Task prompt
Check each line of the listing, and copy it if it contains the word "Choice".

Supplied information
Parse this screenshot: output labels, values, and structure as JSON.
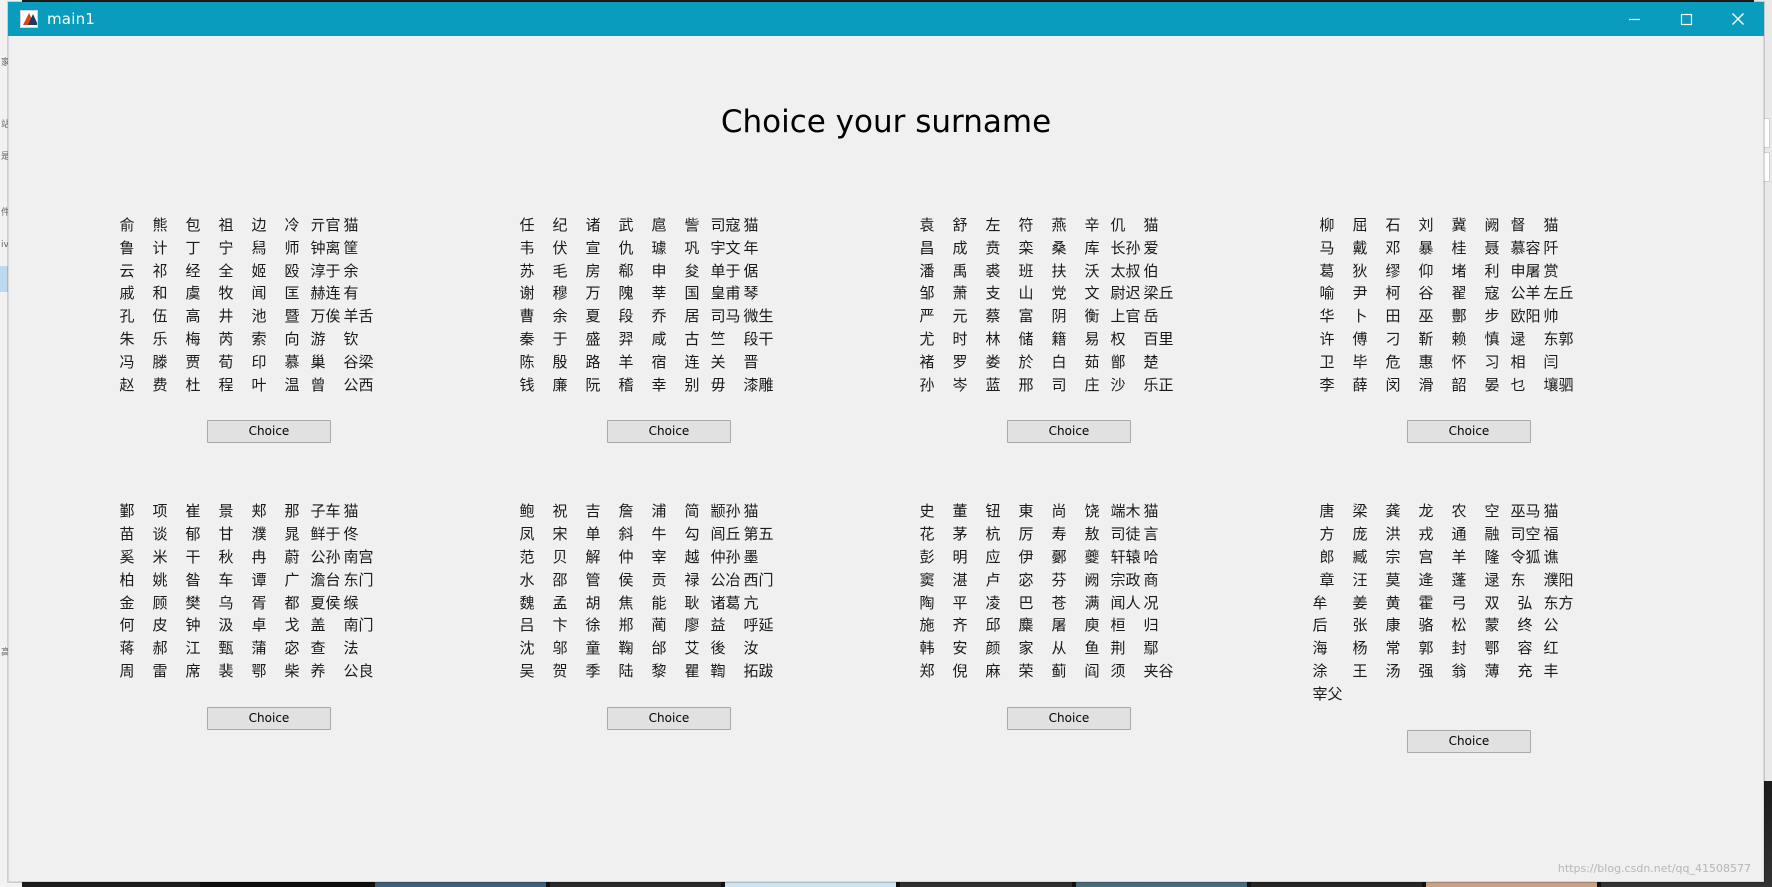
{
  "window": {
    "title": "main1",
    "icon": "matlab-icon",
    "controls": {
      "minimize": "minimize-icon",
      "maximize": "maximize-icon",
      "close": "close-icon"
    }
  },
  "page": {
    "heading": "Choice your surname",
    "watermark": "https://blog.csdn.net/qq_41508577"
  },
  "button_label": "Choice",
  "panels": [
    {
      "id": "panel-1",
      "rows": [
        [
          "俞",
          "熊",
          "包",
          "祖",
          "边",
          "冷",
          "亓官",
          "猫"
        ],
        [
          "鲁",
          "计",
          "丁",
          "宁",
          "舄",
          "师",
          "钟离",
          "筐"
        ],
        [
          "云",
          "祁",
          "经",
          "全",
          "姬",
          "殴",
          "淳于",
          "余"
        ],
        [
          "戚",
          "和",
          "虞",
          "牧",
          "闻",
          "匡",
          "赫连",
          "有"
        ],
        [
          "孔",
          "伍",
          "高",
          "井",
          "池",
          "暨",
          "万俟",
          "羊舌"
        ],
        [
          "朱",
          "乐",
          "梅",
          "芮",
          "索",
          "向",
          "游",
          "钦"
        ],
        [
          "冯",
          "滕",
          "贾",
          "荀",
          "印",
          "慕",
          "巢",
          "谷梁"
        ],
        [
          "赵",
          "费",
          "杜",
          "程",
          "叶",
          "温",
          "曾",
          "公西"
        ]
      ]
    },
    {
      "id": "panel-2",
      "rows": [
        [
          "任",
          "纪",
          "诸",
          "武",
          "扈",
          "訾",
          "司寇",
          "猫"
        ],
        [
          "韦",
          "伏",
          "宣",
          "仇",
          "璩",
          "巩",
          "宇文",
          "年"
        ],
        [
          "苏",
          "毛",
          "房",
          "郗",
          "申",
          "夋",
          "单于",
          "倨"
        ],
        [
          "谢",
          "穆",
          "万",
          "隗",
          "莘",
          "国",
          "皇甫",
          "琴"
        ],
        [
          "曹",
          "余",
          "夏",
          "段",
          "乔",
          "居",
          "司马",
          "微生"
        ],
        [
          "秦",
          "于",
          "盛",
          "羿",
          "咸",
          "古",
          "竺",
          "段干"
        ],
        [
          "陈",
          "殷",
          "路",
          "羊",
          "宿",
          "连",
          "关",
          "晋"
        ],
        [
          "钱",
          "廉",
          "阮",
          "稽",
          "幸",
          "别",
          "毋",
          "漆雕"
        ]
      ]
    },
    {
      "id": "panel-3",
      "rows": [
        [
          "袁",
          "舒",
          "左",
          "符",
          "燕",
          "辛",
          "仉",
          "猫"
        ],
        [
          "昌",
          "成",
          "贲",
          "栾",
          "桑",
          "库",
          "长孙",
          "爱"
        ],
        [
          "潘",
          "禹",
          "裘",
          "班",
          "扶",
          "沃",
          "太叔",
          "伯"
        ],
        [
          "邹",
          "萧",
          "支",
          "山",
          "党",
          "文",
          "尉迟",
          "梁丘"
        ],
        [
          "严",
          "元",
          "蔡",
          "富",
          "阴",
          "衡",
          "上官",
          "岳"
        ],
        [
          "尤",
          "时",
          "林",
          "储",
          "籍",
          "易",
          "权",
          "百里"
        ],
        [
          "褚",
          "罗",
          "娄",
          "於",
          "白",
          "茹",
          "鄫",
          "楚"
        ],
        [
          "孙",
          "岑",
          "蓝",
          "邢",
          "司",
          "庄",
          "沙",
          "乐正"
        ]
      ]
    },
    {
      "id": "panel-4",
      "rows": [
        [
          "柳",
          "屈",
          "石",
          "刘",
          "冀",
          "阙",
          "督",
          "猫"
        ],
        [
          "马",
          "戴",
          "邓",
          "暴",
          "桂",
          "聂",
          "慕容",
          "阡"
        ],
        [
          "葛",
          "狄",
          "缪",
          "仰",
          "堵",
          "利",
          "申屠",
          "赏"
        ],
        [
          "喻",
          "尹",
          "柯",
          "谷",
          "翟",
          "寇",
          "公羊",
          "左丘"
        ],
        [
          "华",
          "卜",
          "田",
          "巫",
          "酆",
          "步",
          "欧阳",
          "帅"
        ],
        [
          "许",
          "傅",
          "刁",
          "靳",
          "赖",
          "慎",
          "逯",
          "东郭"
        ],
        [
          "卫",
          "毕",
          "危",
          "惠",
          "怀",
          "习",
          "相",
          "闫"
        ],
        [
          "李",
          "薛",
          "闵",
          "滑",
          "韶",
          "晏",
          "乜",
          "壤驷"
        ]
      ]
    },
    {
      "id": "panel-5",
      "rows": [
        [
          "鄞",
          "项",
          "崔",
          "景",
          "郏",
          "那",
          "子车",
          "猫"
        ],
        [
          "苗",
          "谈",
          "郁",
          "甘",
          "濮",
          "晁",
          "鲜于",
          "佟"
        ],
        [
          "奚",
          "米",
          "干",
          "秋",
          "冉",
          "蔚",
          "公孙",
          "南宫"
        ],
        [
          "柏",
          "姚",
          "昝",
          "车",
          "谭",
          "广",
          "澹台",
          "东门"
        ],
        [
          "金",
          "顾",
          "樊",
          "乌",
          "胥",
          "都",
          "夏侯",
          "缑"
        ],
        [
          "何",
          "皮",
          "钟",
          "汲",
          "卓",
          "戈",
          "盖",
          "南门"
        ],
        [
          "蒋",
          "郝",
          "江",
          "甄",
          "蒲",
          "宓",
          "查",
          "法"
        ],
        [
          "周",
          "雷",
          "席",
          "裴",
          "鄂",
          "柴",
          "养",
          "公良"
        ]
      ]
    },
    {
      "id": "panel-6",
      "rows": [
        [
          "鲍",
          "祝",
          "吉",
          "詹",
          "浦",
          "简",
          "颛孙",
          "猫"
        ],
        [
          "凤",
          "宋",
          "单",
          "斜",
          "牛",
          "勾",
          "闾丘",
          "第五"
        ],
        [
          "范",
          "贝",
          "解",
          "仲",
          "宰",
          "越",
          "仲孙",
          "墨"
        ],
        [
          "水",
          "邵",
          "管",
          "侯",
          "贡",
          "禄",
          "公冶",
          "西门"
        ],
        [
          "魏",
          "孟",
          "胡",
          "焦",
          "能",
          "耿",
          "诸葛",
          "亢"
        ],
        [
          "吕",
          "卞",
          "徐",
          "郱",
          "蔺",
          "廖",
          "益",
          "呼延"
        ],
        [
          "沈",
          "邬",
          "童",
          "鞠",
          "邰",
          "艾",
          "後",
          "汝"
        ],
        [
          "吴",
          "贺",
          "季",
          "陆",
          "黎",
          "瞿",
          "鞫",
          "拓跋"
        ]
      ]
    },
    {
      "id": "panel-7",
      "rows": [
        [
          "史",
          "董",
          "钮",
          "東",
          "尚",
          "饶",
          "端木",
          "猫"
        ],
        [
          "花",
          "茅",
          "杭",
          "厉",
          "寿",
          "敖",
          "司徒",
          "言"
        ],
        [
          "彭",
          "明",
          "应",
          "伊",
          "鄾",
          "夔",
          "轩辕",
          "哈"
        ],
        [
          "窦",
          "湛",
          "卢",
          "宓",
          "芬",
          "阙",
          "宗政",
          "商"
        ],
        [
          "陶",
          "平",
          "凌",
          "巴",
          "苍",
          "满",
          "闻人",
          "况"
        ],
        [
          "施",
          "齐",
          "邱",
          "麋",
          "屠",
          "庾",
          "桓",
          "归"
        ],
        [
          "韩",
          "安",
          "颜",
          "家",
          "从",
          "鱼",
          "荆",
          "鄢"
        ],
        [
          "郑",
          "倪",
          "麻",
          "荣",
          "蓟",
          "阎",
          "须",
          "夹谷"
        ]
      ]
    },
    {
      "id": "panel-8",
      "rows": [
        [
          "唐",
          "梁",
          "龚",
          "龙",
          "农",
          "空",
          "巫马",
          "猫"
        ],
        [
          "方",
          "庞",
          "洪",
          "戎",
          "通",
          "融",
          "司空",
          "福"
        ],
        [
          "郎",
          "臧",
          "宗",
          "宫",
          "羊",
          "隆",
          "令狐",
          "谯"
        ],
        [
          "章",
          "汪",
          "莫",
          "逄",
          "蓬",
          "逯",
          "东",
          "濮阳",
          "牟"
        ],
        [
          "姜",
          "黄",
          "霍",
          "弓",
          "双",
          "弘",
          "东方",
          "后"
        ],
        [
          "张",
          "康",
          "骆",
          "松",
          "蒙",
          "终",
          "公",
          "海"
        ],
        [
          "杨",
          "常",
          "郭",
          "封",
          "鄂",
          "容",
          "红",
          "涂"
        ],
        [
          "王",
          "汤",
          "强",
          "翁",
          "薄",
          "充",
          "丰",
          "宰父"
        ]
      ]
    }
  ],
  "colors": {
    "titlebar": "#0a9cbd",
    "client_bg": "#f0f0f0",
    "button_bg": "#e1e1e1",
    "text": "#1a1a1a"
  },
  "desktop": {
    "left_ticks": [
      "家",
      "站",
      "是",
      "件",
      "iv",
      "高"
    ]
  }
}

Solution to this problem
    "heading": "Choice your surname",
  "button_label": "Choice",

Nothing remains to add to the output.